=== EXTRACT TO READ ===
######
Volume 9, Number 3, March 2017, pages 188-192

Primary Care-Based Investigation of the Effect of Sitagliptin on Blood Pressure in Hypertensive Patients With Type 2 Diabetes

In the Action to Control Cardiovascular Risk in Diabetes (ACCORD) trial, patients with type 2 diabetes were assigned to an intensive therapy group (< 120 mm Hg) or a standard therapy group (< 140 mm Hg) according to the target blood pressure (BP), and no difference in fatal or non-fatal cardiovascular events was found between the two groups [1]. After publication of these findings, the target BP for patients with diabetes was relaxed in Europe and the USA. However, diabetes is believed to be a risk factor for stroke independent of gender in Japan [2], and more stringent BP control is recommended [3, 4].

Sitagliptin is a dipeptidyl peptidase-4 inhibitor that has been reported to show pleiotropic actions, including a lipid-lowering effect [5], urinary albumin-lowering effect [6-8], and BP-lowering effect [5, 9, 10]. Ogawa et al [9] reported that alternate-day administration of sitagliptin reduced the systolic blood pressure (SBP) independently of its hypoglycemic effect and the decrease in body mass index (BMI). Mistry et al [10] administered sitagliptin to non-diabetic patients with mild to moderate hypertension and performed 24-h ambulatory BP monitoring, which revealed BP reduction although by only 2 - 3 mm Hg.

In the present study, we retrospectively investigated the changes of BP over a 12-month period after initiation of sitagliptin therapy using both office BP and home BP data, which are thought to possess good reproducibility.

Patients aged 20 years or older who had been treated with sitagliptin for at least 12 months were enrolled in this study after oral informed consent was obtained. The study was conducted in accordance with the Declaration of Helsinki, with the protocol being approved by the Ethics Committee of Kanagawa Physicians Association. The study period was from September 30, 2012 to October 31, 2013 and participating doctors were not diabetes specialists.

This was a retrospective study performed on subjects who received uniform management. In all subjects, the office SBP, office diastolic blood pressure (DBP), and office pulse rate (PR) were measured before the initiation of sitagliptin therapy and at 3, 6, 9, and 12 months after the start of the therapy. Morning home SBP, morning home DBP, morning home PR, evening home SBP, evening home DBP, and evening home PR were also measured. Body weight (BW), BMI, blood glucose (BG), hemoglobin A1c (HbA1c), total cholesterol (TC), low-density lipoprotein cholesterol (LDL-C), high-density lipoprotein cholesterol (HDL-C), triglycerides (TG), estimated glomerular filtration rate (eGFR), and urinary albumin/creatinine ratio (UACR) were determined at the same times.
######
(Collected data entries)
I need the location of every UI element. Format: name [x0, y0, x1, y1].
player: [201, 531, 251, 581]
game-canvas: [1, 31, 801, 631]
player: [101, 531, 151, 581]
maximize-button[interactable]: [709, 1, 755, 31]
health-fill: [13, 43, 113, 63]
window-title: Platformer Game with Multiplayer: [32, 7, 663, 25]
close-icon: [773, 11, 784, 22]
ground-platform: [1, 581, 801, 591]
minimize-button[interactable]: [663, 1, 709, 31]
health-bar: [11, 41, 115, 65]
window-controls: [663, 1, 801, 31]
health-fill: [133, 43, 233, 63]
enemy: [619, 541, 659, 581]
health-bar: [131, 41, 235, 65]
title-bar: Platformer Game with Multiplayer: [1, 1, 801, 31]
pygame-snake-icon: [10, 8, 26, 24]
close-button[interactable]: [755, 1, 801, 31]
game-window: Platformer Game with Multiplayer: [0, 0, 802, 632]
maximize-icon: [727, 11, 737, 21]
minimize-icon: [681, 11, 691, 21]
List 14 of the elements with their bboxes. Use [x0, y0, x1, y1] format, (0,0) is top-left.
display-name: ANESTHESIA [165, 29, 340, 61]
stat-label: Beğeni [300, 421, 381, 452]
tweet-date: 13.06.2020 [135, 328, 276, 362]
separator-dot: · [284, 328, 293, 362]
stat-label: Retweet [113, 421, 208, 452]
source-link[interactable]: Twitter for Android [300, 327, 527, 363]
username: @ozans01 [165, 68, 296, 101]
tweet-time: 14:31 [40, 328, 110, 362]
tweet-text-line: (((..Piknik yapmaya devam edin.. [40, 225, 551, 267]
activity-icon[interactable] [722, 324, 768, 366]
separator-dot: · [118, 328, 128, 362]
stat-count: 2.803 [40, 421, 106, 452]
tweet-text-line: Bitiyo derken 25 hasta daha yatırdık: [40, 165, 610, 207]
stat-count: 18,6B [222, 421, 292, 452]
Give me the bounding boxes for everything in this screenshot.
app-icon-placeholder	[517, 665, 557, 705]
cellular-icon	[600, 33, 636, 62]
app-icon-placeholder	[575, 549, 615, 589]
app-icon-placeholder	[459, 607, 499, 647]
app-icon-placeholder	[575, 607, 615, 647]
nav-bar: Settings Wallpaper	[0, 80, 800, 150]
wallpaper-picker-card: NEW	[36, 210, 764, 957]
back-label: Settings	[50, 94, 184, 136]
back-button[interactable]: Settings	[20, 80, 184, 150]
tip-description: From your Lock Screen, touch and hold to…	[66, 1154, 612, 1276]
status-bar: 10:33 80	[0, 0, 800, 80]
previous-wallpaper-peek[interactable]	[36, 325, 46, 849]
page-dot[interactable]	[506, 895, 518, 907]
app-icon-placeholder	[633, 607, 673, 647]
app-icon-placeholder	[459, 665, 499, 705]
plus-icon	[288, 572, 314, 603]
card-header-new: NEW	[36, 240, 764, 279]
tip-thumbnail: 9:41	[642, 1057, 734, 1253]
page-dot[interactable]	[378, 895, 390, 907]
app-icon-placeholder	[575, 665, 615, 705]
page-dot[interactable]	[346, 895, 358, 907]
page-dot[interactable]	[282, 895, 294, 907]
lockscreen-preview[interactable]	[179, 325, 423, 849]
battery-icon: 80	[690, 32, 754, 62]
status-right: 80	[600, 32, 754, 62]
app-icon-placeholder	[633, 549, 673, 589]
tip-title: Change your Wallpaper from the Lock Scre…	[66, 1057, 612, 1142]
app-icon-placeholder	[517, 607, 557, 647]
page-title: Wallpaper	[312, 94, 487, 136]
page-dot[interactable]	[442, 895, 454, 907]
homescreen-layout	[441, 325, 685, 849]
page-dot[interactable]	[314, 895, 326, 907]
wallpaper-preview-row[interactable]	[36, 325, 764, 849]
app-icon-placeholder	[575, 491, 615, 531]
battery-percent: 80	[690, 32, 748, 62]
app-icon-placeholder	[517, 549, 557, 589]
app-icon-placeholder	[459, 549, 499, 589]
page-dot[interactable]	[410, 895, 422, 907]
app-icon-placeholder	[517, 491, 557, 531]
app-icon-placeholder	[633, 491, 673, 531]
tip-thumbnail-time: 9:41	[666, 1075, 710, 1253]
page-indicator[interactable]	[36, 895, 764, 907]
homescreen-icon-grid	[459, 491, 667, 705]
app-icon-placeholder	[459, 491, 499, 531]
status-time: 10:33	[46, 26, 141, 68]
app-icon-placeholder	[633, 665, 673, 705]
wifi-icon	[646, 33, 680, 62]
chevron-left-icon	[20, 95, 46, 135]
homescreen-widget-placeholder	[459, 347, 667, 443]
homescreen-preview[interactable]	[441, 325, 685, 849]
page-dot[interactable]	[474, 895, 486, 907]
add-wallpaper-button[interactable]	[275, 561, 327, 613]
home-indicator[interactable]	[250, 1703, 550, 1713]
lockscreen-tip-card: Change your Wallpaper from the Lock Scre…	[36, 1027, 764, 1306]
######
=== USING THE INFORMATION ===
1 - Rewrite the sitagliptin article between "In the Action" and "recommended [3, 4].", inclusive, replacing "standard therapy group" with "conventional therapy group".
2 - According to the sitagliptin article, which body approved the study protocol?

=== RESPONSES PER TASK ===
1 -
In the Action to Control Cardiovascular Risk in Diabetes (ACCORD) trial, patients with type 2 diabetes were assigned to an intensive therapy group (< 120 mm Hg) or a conventional therapy group (< 140 mm Hg) according to the target blood pressure (BP), and no difference in fatal or non-fatal cardiovascular events was found between the two groups [1]. After publication of these findings, the target BP for patients with diabetes was relaxed in Europe and the USA. However, diabetes is believed to be a risk factor for stroke independent of gender in Japan [2], and more stringent BP control is recommended [3, 4].

2 - The Ethics Committee of Kanagawa Physicians Association.